─── Supplied data

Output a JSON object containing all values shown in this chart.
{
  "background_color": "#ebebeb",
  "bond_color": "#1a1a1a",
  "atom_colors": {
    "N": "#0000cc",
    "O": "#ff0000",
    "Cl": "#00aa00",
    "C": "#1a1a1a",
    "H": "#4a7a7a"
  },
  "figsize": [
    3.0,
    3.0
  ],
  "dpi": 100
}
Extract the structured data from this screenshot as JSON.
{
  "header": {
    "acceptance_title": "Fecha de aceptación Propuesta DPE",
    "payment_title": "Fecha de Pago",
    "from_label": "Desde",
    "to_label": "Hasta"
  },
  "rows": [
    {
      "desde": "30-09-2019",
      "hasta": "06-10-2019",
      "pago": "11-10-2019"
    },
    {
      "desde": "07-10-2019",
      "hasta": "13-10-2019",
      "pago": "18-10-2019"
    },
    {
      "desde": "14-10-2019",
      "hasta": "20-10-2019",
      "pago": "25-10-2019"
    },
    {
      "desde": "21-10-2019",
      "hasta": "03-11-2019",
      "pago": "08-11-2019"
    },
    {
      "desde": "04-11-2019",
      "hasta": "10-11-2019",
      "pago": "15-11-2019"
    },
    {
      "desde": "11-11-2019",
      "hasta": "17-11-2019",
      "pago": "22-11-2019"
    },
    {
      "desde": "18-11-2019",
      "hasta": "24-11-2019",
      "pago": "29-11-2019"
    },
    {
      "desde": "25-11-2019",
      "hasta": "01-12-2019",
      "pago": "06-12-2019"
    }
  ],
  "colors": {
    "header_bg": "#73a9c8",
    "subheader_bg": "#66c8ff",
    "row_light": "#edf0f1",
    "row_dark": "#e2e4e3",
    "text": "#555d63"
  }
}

──────

Task description. Each line in the listing above that contains "this" should be copied.

Task result.
Output a JSON object containing all values shown in this chart.
Extract the structured data from this screenshot as JSON.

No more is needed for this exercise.